§ **Problem**:
Scan the material below for the string "Years", and copy every line where it shows up.

※ ※ ※

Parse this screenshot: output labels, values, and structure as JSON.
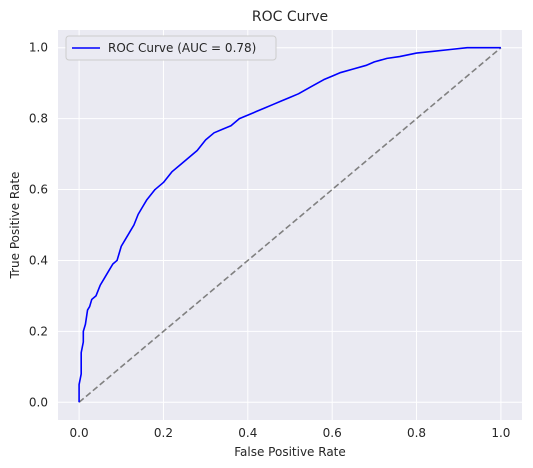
{
  "chart_data": {
    "type": "line",
    "title": "ROC Curve",
    "xlabel": "False Positive Rate",
    "ylabel": "True Positive Rate",
    "xlim": [
      -0.05,
      1.05
    ],
    "ylim": [
      -0.05,
      1.05
    ],
    "xticks": [
      "0.0",
      "0.2",
      "0.4",
      "0.6",
      "0.8",
      "1.0"
    ],
    "yticks": [
      "0.0",
      "0.2",
      "0.4",
      "0.6",
      "0.8",
      "1.0"
    ],
    "xtick_values": [
      0,
      0.2,
      0.4,
      0.6,
      0.8,
      1.0
    ],
    "ytick_values": [
      0,
      0.2,
      0.4,
      0.6,
      0.8,
      1.0
    ],
    "grid": true,
    "legend_position": "top-left",
    "background_color": "#eaeaf2",
    "series": [
      {
        "name": "ROC Curve (AUC = 0.78)",
        "color": "#0000ff",
        "x": [
          0.0,
          0.0,
          0.005,
          0.005,
          0.01,
          0.01,
          0.015,
          0.02,
          0.025,
          0.03,
          0.04,
          0.05,
          0.06,
          0.07,
          0.08,
          0.09,
          0.1,
          0.11,
          0.12,
          0.13,
          0.14,
          0.15,
          0.16,
          0.18,
          0.2,
          0.22,
          0.24,
          0.26,
          0.28,
          0.3,
          0.32,
          0.34,
          0.36,
          0.38,
          0.4,
          0.42,
          0.44,
          0.46,
          0.48,
          0.5,
          0.52,
          0.55,
          0.58,
          0.6,
          0.62,
          0.65,
          0.68,
          0.7,
          0.73,
          0.76,
          0.8,
          0.84,
          0.88,
          0.92,
          0.96,
          1.0
        ],
        "y": [
          0.0,
          0.05,
          0.08,
          0.14,
          0.17,
          0.2,
          0.22,
          0.26,
          0.27,
          0.29,
          0.3,
          0.33,
          0.35,
          0.37,
          0.39,
          0.4,
          0.44,
          0.46,
          0.48,
          0.5,
          0.53,
          0.55,
          0.57,
          0.6,
          0.62,
          0.65,
          0.67,
          0.69,
          0.71,
          0.74,
          0.76,
          0.77,
          0.78,
          0.8,
          0.81,
          0.82,
          0.83,
          0.84,
          0.85,
          0.86,
          0.87,
          0.89,
          0.91,
          0.92,
          0.93,
          0.94,
          0.95,
          0.96,
          0.97,
          0.975,
          0.985,
          0.99,
          0.995,
          1.0,
          1.0,
          1.0
        ]
      },
      {
        "name": "",
        "color": "#808080",
        "style": "dashed",
        "x": [
          0,
          1
        ],
        "y": [
          0,
          1
        ]
      }
    ]
  }
}
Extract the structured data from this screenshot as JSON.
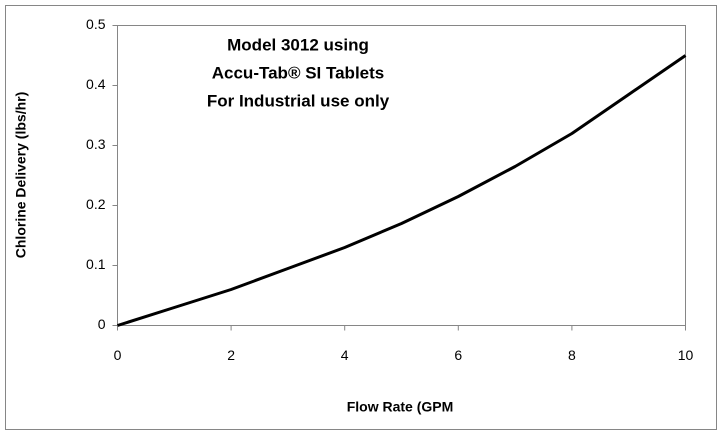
{
  "chart_data": {
    "type": "line",
    "x_label": "Flow Rate (GPM",
    "y_label": "Chlorine Delivery (lbs/hr)",
    "annotations": [
      "Model 3012 using",
      "Accu-Tab® SI Tablets",
      "For Industrial use only"
    ],
    "x": [
      0,
      1,
      2,
      3,
      4,
      5,
      6,
      7,
      8,
      9,
      10
    ],
    "values": [
      0,
      0.03,
      0.06,
      0.095,
      0.13,
      0.17,
      0.215,
      0.265,
      0.32,
      0.385,
      0.45
    ],
    "color": "#000000",
    "xlim": [
      0,
      10
    ],
    "xticks": [
      0,
      2,
      4,
      6,
      8,
      10
    ],
    "ylim": [
      0,
      0.5
    ],
    "yticks": [
      0,
      0.1,
      0.2,
      0.3,
      0.4,
      0.5
    ],
    "grid": false
  }
}
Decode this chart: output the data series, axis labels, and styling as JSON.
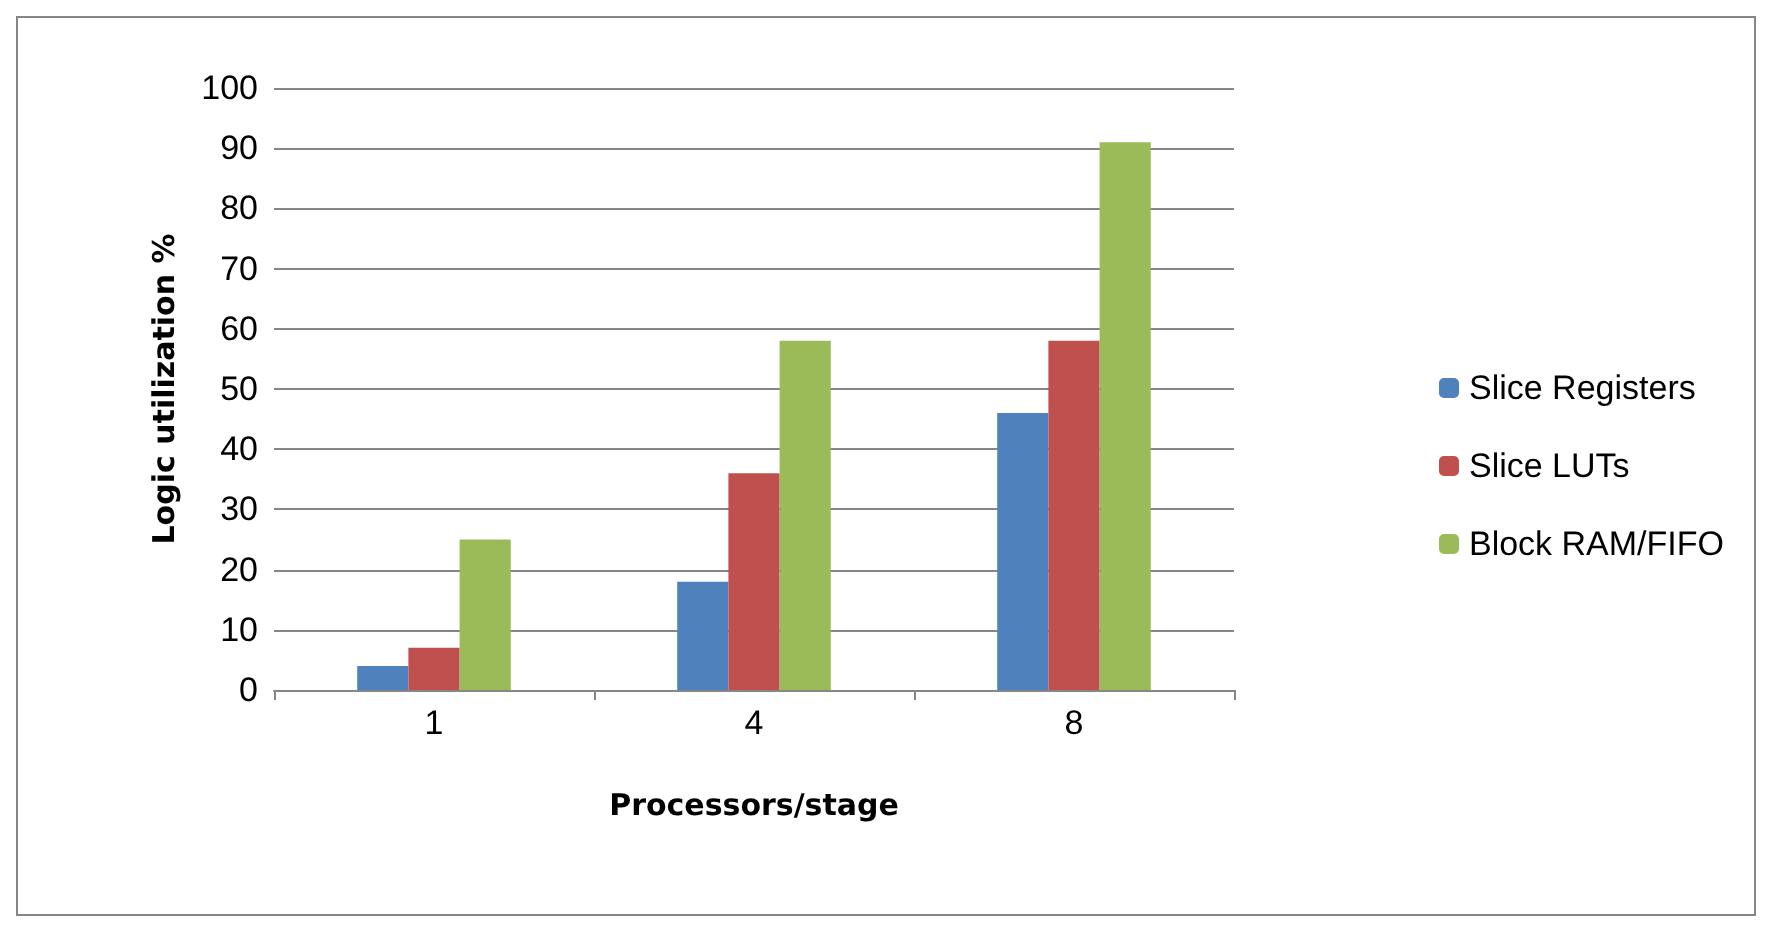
{
  "chart_data": {
    "type": "bar",
    "xlabel": "Processors/stage",
    "ylabel": "Logic utilization %",
    "categories": [
      "1",
      "4",
      "8"
    ],
    "series": [
      {
        "name": "Slice Registers",
        "color": "#4f81bd",
        "values": [
          4,
          18,
          46
        ]
      },
      {
        "name": "Slice LUTs",
        "color": "#c0504d",
        "values": [
          7,
          36,
          58
        ]
      },
      {
        "name": "Block RAM/FIFO",
        "color": "#9bbb59",
        "values": [
          25,
          58,
          91
        ]
      }
    ],
    "ylim": [
      0,
      100
    ],
    "yticks": [
      0,
      10,
      20,
      30,
      40,
      50,
      60,
      70,
      80,
      90,
      100
    ],
    "grid": "y",
    "legend": "right"
  }
}
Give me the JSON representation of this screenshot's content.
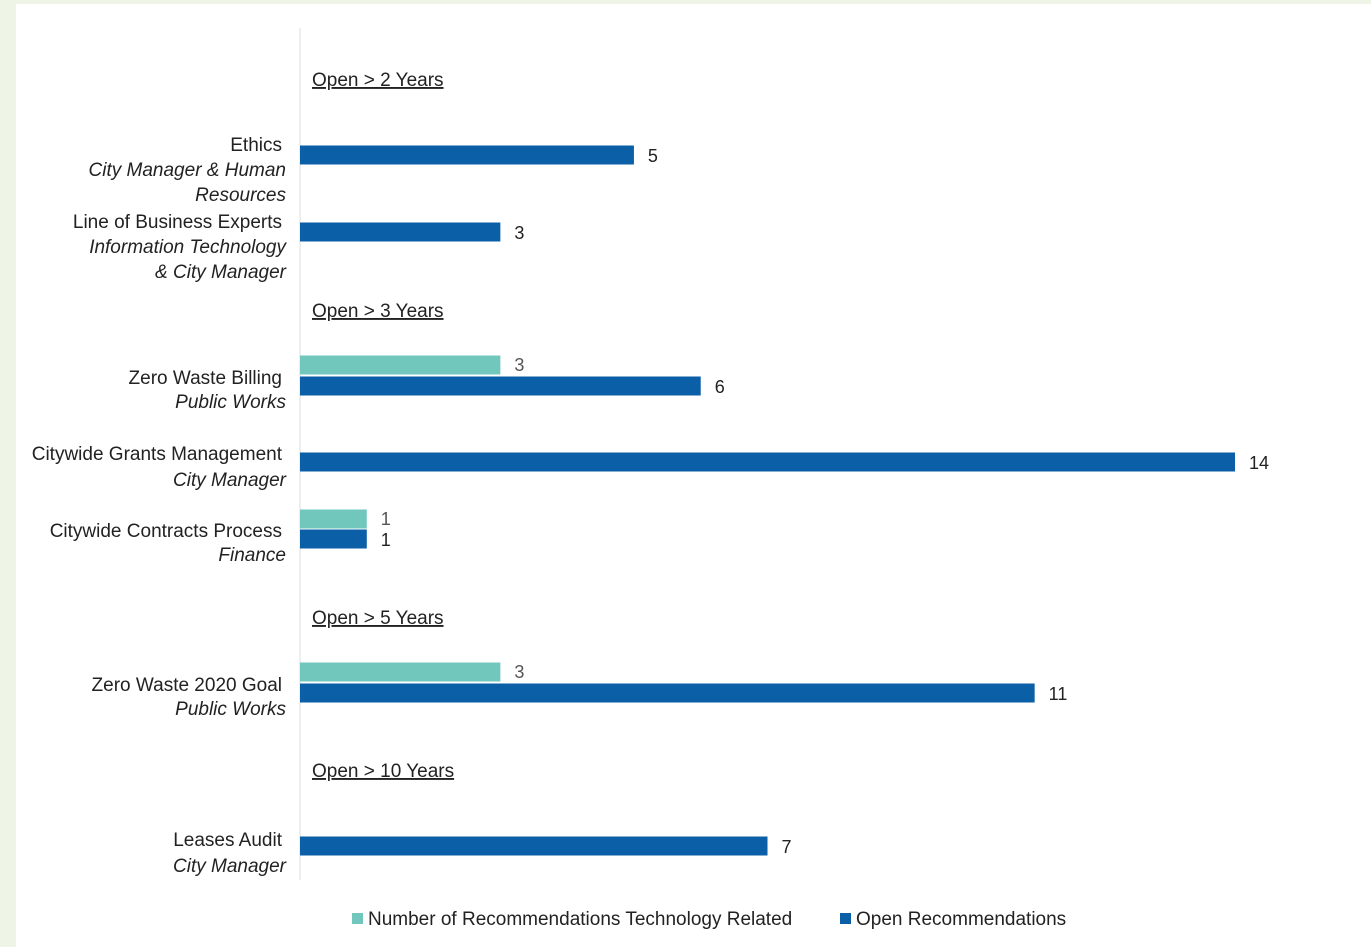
{
  "chart_data": {
    "type": "bar",
    "orientation": "horizontal",
    "series": [
      {
        "name": "Number of Recommendations Technology Related",
        "color": "#72c7bd"
      },
      {
        "name": "Open Recommendations",
        "color": "#0a5fa6"
      }
    ],
    "groups": [
      {
        "title": "Open > 2 Years",
        "items": [
          {
            "name": "Ethics",
            "dept_lines": [
              "City Manager & Human",
              "Resources"
            ],
            "tech": null,
            "open": 5
          },
          {
            "name": "Line of Business Experts",
            "dept_lines": [
              "Information Technology",
              "& City Manager"
            ],
            "tech": null,
            "open": 3
          }
        ]
      },
      {
        "title": "Open > 3 Years",
        "items": [
          {
            "name": "Zero Waste Billing",
            "dept_lines": [
              "Public Works"
            ],
            "tech": 3,
            "open": 6
          },
          {
            "name": "Citywide Grants Management",
            "dept_lines": [
              "City Manager"
            ],
            "tech": null,
            "open": 14
          },
          {
            "name": "Citywide Contracts Process",
            "dept_lines": [
              "Finance"
            ],
            "tech": 1,
            "open": 1
          }
        ]
      },
      {
        "title": "Open > 5 Years",
        "items": [
          {
            "name": "Zero Waste 2020 Goal",
            "dept_lines": [
              "Public Works"
            ],
            "tech": 3,
            "open": 11
          }
        ]
      },
      {
        "title": "Open > 10 Years",
        "items": [
          {
            "name": "Leases Audit",
            "dept_lines": [
              "City Manager"
            ],
            "tech": null,
            "open": 7
          }
        ]
      }
    ],
    "xlim": [
      0,
      14
    ],
    "grid": false,
    "legend_position": "bottom"
  }
}
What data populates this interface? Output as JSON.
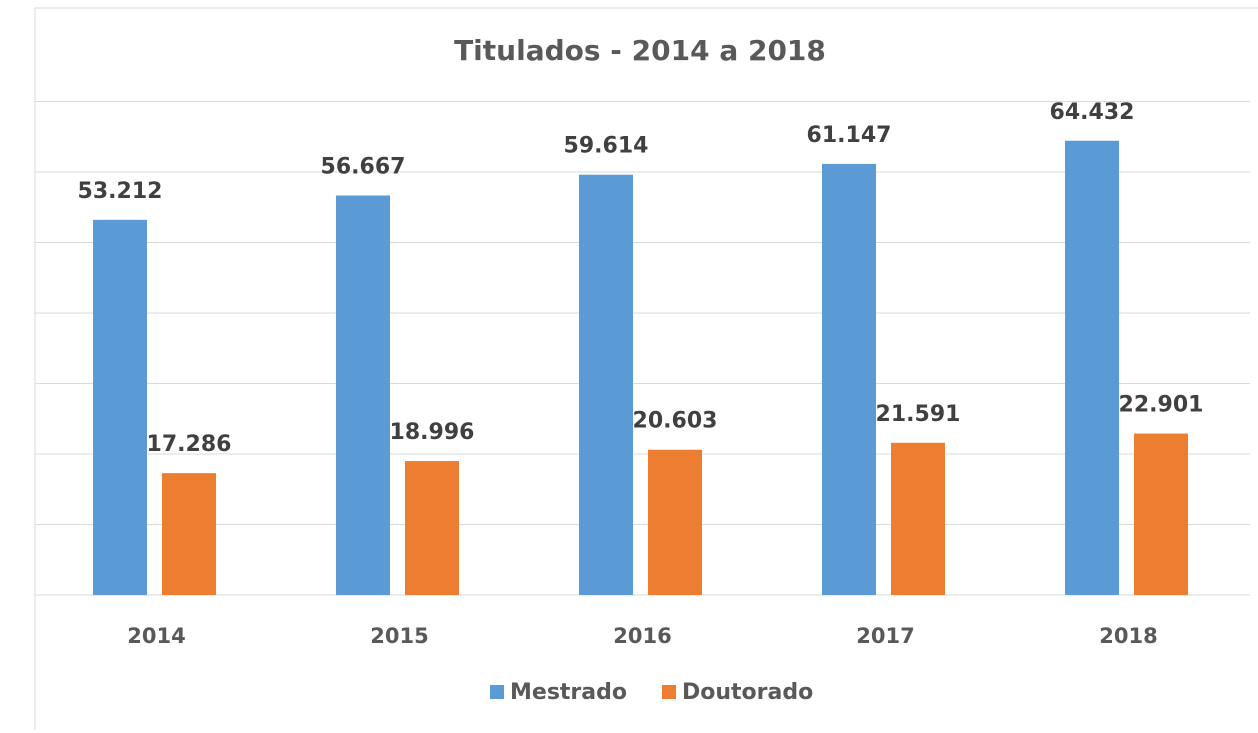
{
  "chart_data": {
    "type": "bar",
    "title": "Titulados - 2014 a 2018",
    "categories": [
      "2014",
      "2015",
      "2016",
      "2017",
      "2018"
    ],
    "series": [
      {
        "name": "Mestrado",
        "color": "#5b9bd5",
        "values": [
          53212,
          56667,
          59614,
          61147,
          64432
        ],
        "value_labels": [
          "53.212",
          "56.667",
          "59.614",
          "61.147",
          "64.432"
        ]
      },
      {
        "name": "Doutorado",
        "color": "#ed7d31",
        "values": [
          17286,
          18996,
          20603,
          21591,
          22901
        ],
        "value_labels": [
          "17.286",
          "18.996",
          "20.603",
          "21.591",
          "22.901"
        ]
      }
    ],
    "ylim": [
      0,
      70000
    ],
    "yticks": [
      0,
      10000,
      20000,
      30000,
      40000,
      50000,
      60000,
      70000
    ],
    "grid": true,
    "legend": "bottom"
  }
}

※ ※ ※

§ **Finished task**:
        "title": "Open > 2 Years",
        "title": "Open > 3 Years",
        "title": "Open > 5 Years",
        "title": "Open > 10 Years",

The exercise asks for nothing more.